# Passage

>>>>>

The Battle of Höchstädt was fought on 19 June 1800 on the north bank of the Danube near Höchstädt, and resulted in a French victory under General Jean Victor Marie Moreau against the Austrians under Baron Pál Kray. The Austrians were subsequently forced back into the fortress town of Ulm. Instead of attacking the heavily fortified, walled city, which would result in massive losses of personnel and time, Moreau dislodged Kray's supporting forces defending the Danube passage further east. As a line of retreat eastward disappeared, Kray quickly abandoned Ulm, and withdrew into Bavaria. This opened the Danube pathway toward Vienna.

The Danube passage connecting Ulm, Donauworth, Ingolstadt and Regensburg had strategic importance in the ongoing competition for European hegemony between France and the Holy Roman Empire; the army that commanded the Danube, especially its passage through Württemberg and Bavaria, could command access to the important cities of Munich and the seat of Habsburg authority: Vienna. The end result of the battle was the opposite of what had occurred on those same fields almost 100 years earlier, when the armies of the Grand Alliance had faced the armies of France during the War of the Spanish Succession. At the Second Battle of Höchstädt in 1704, called the Battle of Blenheim by the English, the overwhelming Allied victory ensured the safety of Vienna from the Franco-Bavarian army, thus preventing the collapse of the Grand Alliance. France's loss during that engagement opened the pathway into France for the allied English and Austrian forces.

<<<<<

# Data for review
>>>>>

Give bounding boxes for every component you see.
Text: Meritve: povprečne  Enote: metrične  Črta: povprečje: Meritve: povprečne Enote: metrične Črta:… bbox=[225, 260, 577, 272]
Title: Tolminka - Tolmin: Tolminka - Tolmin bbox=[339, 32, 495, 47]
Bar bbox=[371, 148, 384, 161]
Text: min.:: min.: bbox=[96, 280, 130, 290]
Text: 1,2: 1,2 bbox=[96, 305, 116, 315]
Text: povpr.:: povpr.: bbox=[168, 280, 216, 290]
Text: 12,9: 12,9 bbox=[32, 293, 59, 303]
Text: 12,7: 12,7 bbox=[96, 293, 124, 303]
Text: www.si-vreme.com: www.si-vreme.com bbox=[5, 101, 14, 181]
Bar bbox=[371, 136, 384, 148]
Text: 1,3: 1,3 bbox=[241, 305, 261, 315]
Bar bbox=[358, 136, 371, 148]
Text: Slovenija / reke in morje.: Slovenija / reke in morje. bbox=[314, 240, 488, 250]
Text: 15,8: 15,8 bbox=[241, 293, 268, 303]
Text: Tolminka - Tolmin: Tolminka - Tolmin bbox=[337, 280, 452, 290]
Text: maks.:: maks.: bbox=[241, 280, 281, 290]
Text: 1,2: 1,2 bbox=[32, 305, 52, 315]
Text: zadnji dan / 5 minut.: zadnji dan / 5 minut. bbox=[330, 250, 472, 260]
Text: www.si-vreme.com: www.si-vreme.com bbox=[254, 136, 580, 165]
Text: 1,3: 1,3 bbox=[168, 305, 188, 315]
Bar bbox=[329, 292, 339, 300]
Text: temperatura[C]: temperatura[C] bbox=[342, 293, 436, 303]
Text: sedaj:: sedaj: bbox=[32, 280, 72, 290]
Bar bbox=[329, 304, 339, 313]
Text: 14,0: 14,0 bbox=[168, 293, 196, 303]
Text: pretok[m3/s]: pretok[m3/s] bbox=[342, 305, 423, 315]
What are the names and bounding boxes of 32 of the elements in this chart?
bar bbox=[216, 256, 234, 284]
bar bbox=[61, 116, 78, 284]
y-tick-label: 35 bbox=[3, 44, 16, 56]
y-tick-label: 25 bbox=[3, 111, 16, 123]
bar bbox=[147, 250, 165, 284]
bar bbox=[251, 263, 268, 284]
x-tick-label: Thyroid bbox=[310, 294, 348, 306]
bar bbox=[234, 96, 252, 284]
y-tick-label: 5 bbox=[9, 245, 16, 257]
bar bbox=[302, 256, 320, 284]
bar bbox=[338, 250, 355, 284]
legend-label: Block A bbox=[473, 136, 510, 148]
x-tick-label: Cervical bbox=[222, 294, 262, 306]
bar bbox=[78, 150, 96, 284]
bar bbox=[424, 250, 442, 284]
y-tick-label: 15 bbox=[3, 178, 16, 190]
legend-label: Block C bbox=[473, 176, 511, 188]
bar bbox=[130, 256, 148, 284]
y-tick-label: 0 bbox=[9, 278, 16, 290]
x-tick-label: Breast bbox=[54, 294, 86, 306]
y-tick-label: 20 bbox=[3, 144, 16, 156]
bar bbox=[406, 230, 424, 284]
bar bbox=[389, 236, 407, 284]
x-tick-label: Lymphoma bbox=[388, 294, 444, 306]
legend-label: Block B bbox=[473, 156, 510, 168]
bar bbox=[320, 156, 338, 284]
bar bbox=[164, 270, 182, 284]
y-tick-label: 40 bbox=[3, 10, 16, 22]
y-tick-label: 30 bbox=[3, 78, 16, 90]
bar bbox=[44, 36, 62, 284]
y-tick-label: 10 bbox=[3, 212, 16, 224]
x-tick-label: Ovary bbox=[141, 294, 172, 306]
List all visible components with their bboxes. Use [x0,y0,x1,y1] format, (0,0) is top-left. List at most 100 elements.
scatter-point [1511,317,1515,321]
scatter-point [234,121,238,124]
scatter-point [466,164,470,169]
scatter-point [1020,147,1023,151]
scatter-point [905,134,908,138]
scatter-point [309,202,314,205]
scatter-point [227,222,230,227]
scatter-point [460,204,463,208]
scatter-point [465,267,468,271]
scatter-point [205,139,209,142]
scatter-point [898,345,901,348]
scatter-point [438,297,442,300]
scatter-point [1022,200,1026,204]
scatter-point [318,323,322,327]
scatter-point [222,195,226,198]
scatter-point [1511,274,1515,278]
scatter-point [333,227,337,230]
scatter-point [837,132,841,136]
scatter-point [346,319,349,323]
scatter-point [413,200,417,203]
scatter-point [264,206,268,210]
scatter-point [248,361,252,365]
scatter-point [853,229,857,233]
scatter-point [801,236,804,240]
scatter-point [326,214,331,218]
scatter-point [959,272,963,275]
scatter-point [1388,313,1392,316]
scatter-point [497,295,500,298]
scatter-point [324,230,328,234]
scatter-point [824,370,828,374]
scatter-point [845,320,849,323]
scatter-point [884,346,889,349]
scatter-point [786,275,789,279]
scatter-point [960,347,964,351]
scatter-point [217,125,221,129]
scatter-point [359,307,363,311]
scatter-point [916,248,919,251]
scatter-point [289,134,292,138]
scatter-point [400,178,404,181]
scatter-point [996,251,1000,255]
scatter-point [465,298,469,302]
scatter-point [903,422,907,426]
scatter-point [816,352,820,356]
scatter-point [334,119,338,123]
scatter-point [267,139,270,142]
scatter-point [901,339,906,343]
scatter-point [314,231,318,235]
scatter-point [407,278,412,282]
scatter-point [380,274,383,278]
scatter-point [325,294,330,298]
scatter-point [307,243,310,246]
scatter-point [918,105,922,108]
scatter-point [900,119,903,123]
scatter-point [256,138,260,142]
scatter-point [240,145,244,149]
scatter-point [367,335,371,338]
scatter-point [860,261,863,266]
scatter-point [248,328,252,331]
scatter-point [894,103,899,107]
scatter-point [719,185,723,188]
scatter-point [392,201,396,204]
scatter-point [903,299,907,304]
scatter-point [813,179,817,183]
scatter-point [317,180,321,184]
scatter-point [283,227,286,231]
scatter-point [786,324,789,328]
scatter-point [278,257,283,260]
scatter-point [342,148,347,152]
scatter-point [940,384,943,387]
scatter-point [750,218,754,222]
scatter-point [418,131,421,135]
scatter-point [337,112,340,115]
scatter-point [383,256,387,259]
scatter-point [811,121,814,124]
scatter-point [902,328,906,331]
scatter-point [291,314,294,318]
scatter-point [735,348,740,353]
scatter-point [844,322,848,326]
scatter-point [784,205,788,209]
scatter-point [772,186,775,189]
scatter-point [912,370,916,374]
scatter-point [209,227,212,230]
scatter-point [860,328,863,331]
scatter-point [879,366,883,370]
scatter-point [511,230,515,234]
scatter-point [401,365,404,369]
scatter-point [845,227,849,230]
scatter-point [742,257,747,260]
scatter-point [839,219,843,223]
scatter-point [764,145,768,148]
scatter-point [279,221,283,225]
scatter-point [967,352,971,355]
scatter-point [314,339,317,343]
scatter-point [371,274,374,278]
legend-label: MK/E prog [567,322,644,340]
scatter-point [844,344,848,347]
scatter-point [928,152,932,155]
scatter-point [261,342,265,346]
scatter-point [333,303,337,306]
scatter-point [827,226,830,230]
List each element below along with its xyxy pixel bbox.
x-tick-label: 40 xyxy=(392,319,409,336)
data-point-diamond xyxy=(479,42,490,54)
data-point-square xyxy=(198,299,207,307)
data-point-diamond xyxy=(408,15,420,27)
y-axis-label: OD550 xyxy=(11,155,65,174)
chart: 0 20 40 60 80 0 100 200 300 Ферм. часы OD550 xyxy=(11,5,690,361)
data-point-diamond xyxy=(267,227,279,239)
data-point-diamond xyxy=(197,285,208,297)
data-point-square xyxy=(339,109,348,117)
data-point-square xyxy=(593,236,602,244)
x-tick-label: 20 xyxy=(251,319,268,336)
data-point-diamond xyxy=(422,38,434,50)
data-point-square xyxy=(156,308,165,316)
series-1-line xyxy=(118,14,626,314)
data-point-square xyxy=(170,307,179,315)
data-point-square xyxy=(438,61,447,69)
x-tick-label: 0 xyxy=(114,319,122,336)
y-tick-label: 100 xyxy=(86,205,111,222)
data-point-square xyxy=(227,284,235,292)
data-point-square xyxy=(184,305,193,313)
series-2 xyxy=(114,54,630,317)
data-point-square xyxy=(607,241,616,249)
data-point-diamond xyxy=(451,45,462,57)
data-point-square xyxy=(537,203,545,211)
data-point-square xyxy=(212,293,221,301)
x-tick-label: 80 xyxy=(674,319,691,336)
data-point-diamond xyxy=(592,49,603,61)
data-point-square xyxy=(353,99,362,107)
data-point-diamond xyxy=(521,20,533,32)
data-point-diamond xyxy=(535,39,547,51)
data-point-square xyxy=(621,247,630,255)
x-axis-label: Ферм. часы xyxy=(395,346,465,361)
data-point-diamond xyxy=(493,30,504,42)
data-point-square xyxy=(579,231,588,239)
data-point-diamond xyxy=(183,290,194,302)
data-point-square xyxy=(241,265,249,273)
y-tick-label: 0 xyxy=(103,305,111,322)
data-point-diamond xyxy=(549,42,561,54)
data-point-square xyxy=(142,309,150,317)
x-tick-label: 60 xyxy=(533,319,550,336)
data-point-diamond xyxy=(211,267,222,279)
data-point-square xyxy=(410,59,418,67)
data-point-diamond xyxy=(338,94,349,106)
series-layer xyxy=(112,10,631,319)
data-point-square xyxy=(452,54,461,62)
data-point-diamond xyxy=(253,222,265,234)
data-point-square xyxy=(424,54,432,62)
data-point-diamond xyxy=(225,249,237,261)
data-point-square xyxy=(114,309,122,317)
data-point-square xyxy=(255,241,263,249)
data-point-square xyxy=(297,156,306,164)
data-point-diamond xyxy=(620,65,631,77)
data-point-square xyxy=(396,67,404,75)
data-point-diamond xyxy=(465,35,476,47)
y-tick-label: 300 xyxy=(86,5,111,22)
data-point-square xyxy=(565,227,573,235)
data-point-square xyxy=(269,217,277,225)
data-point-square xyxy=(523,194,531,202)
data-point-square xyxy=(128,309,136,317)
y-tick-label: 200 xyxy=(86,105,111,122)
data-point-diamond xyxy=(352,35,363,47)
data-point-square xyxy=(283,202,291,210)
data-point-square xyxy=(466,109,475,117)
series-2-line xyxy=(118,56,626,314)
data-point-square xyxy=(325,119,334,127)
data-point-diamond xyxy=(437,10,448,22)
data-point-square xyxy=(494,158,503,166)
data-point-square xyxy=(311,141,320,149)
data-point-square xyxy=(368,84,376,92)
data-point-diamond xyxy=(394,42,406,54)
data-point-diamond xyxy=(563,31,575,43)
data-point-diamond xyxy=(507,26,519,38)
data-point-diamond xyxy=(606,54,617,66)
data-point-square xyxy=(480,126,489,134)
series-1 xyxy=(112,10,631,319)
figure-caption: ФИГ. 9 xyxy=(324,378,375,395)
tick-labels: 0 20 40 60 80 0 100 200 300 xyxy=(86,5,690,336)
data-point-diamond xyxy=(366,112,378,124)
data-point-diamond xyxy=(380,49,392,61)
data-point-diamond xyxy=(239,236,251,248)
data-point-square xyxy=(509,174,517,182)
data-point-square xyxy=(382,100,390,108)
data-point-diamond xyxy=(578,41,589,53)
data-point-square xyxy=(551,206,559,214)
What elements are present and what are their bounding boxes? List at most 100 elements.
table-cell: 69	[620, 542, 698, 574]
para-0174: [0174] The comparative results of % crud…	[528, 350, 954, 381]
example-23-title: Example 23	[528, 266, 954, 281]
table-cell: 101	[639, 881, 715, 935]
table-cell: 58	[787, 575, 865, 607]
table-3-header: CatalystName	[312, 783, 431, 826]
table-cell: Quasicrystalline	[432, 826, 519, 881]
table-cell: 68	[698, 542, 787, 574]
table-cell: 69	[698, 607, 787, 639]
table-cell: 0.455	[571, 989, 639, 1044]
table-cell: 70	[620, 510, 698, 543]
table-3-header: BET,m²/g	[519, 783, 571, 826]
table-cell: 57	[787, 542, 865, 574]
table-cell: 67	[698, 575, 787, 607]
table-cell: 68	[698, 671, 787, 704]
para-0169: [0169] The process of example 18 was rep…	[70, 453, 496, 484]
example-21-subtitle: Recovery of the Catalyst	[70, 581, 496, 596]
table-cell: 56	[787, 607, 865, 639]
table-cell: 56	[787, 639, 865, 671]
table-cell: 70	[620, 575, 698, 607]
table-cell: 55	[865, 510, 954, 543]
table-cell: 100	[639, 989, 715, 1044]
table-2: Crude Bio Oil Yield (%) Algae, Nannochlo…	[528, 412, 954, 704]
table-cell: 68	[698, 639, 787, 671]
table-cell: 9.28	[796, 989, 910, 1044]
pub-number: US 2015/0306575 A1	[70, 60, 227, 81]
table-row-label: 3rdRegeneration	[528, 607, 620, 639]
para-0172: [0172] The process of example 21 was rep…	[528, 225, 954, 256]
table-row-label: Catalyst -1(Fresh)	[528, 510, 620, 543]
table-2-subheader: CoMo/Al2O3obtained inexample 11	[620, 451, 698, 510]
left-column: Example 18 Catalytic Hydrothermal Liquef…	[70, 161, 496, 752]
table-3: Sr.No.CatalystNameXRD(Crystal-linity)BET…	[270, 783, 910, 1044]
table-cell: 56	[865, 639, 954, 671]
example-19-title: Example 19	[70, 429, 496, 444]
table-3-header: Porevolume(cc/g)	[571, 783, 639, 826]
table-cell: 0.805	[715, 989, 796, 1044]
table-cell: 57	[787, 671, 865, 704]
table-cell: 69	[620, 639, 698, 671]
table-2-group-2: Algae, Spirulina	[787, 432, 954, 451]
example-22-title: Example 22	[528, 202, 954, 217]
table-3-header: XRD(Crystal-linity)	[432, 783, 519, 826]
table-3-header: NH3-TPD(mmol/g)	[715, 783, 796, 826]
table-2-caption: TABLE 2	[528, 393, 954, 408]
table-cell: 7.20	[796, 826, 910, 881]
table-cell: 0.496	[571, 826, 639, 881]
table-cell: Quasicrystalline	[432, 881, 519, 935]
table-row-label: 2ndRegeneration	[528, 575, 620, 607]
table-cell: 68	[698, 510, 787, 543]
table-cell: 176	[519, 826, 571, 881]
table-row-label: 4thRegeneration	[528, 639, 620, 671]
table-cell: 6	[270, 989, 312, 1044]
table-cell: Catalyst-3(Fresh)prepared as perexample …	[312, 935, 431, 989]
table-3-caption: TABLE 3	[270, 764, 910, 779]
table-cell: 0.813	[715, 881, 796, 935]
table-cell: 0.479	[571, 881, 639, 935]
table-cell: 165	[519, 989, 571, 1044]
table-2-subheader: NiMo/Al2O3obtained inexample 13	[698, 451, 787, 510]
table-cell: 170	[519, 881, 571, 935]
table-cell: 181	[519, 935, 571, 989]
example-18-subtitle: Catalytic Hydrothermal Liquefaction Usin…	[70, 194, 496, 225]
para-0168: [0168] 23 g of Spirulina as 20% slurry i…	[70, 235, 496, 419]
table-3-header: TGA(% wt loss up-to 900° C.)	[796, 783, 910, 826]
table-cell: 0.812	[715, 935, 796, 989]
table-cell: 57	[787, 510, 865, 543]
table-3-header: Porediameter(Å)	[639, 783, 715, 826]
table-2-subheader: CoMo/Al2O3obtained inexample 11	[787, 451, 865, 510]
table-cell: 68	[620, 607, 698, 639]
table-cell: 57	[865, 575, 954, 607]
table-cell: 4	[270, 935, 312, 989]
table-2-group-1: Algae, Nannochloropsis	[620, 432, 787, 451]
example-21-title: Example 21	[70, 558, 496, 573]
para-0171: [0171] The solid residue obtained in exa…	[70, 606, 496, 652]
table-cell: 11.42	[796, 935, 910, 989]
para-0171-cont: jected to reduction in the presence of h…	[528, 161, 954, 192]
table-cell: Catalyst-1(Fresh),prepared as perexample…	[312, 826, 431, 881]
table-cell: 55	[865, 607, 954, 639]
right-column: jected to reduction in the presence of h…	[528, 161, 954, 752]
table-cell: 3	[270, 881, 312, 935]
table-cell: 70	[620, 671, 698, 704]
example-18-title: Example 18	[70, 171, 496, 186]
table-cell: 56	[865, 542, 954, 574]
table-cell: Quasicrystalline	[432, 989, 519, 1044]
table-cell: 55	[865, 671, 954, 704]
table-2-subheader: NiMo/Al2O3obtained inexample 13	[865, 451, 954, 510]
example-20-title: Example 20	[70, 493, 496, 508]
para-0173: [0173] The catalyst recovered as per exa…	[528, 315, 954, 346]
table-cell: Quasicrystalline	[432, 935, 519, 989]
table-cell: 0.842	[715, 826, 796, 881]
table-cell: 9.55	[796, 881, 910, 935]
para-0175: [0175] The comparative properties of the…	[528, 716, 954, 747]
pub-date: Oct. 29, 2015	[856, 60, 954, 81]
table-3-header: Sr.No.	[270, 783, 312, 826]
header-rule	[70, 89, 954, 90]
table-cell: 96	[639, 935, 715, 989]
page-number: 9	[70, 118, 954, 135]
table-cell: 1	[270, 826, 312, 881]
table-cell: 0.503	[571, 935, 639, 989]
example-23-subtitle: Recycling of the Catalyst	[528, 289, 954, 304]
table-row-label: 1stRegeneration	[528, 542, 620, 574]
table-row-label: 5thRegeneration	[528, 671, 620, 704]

<<<<<

# Assigned task A
List every city named in the second paragraph of the passage on the Battle of Höchstädt.
# Assigned task B
Transcribe the stretch of the passage on the Battle of Höchstädt from "The Battle of Höchstädt" through "pathway toward Vienna.".
The records are separate material, unrelated to the passage on the Battle of Höchstädt.

# Exercise solution A
Ulm, Donauworth, Ingolstadt, Regensburg, Munich, Vienna

# Exercise solution B
The Battle of Höchstädt was fought on 19 June 1800 on the north bank of the Danube near Höchstädt, and resulted in a French victory under General Jean Victor Marie Moreau against the Austrians under Baron Pál Kray. The Austrians were subsequently forced back into the fortress town of Ulm. Instead of attacking the heavily fortified, walled city, which would result in massive losses of personnel and time, Moreau dislodged Kray's supporting forces defending the Danube passage further east. As a line of retreat eastward disappeared, Kray quickly abandoned Ulm, and withdrew into Bavaria. This opened the Danube pathway toward Vienna.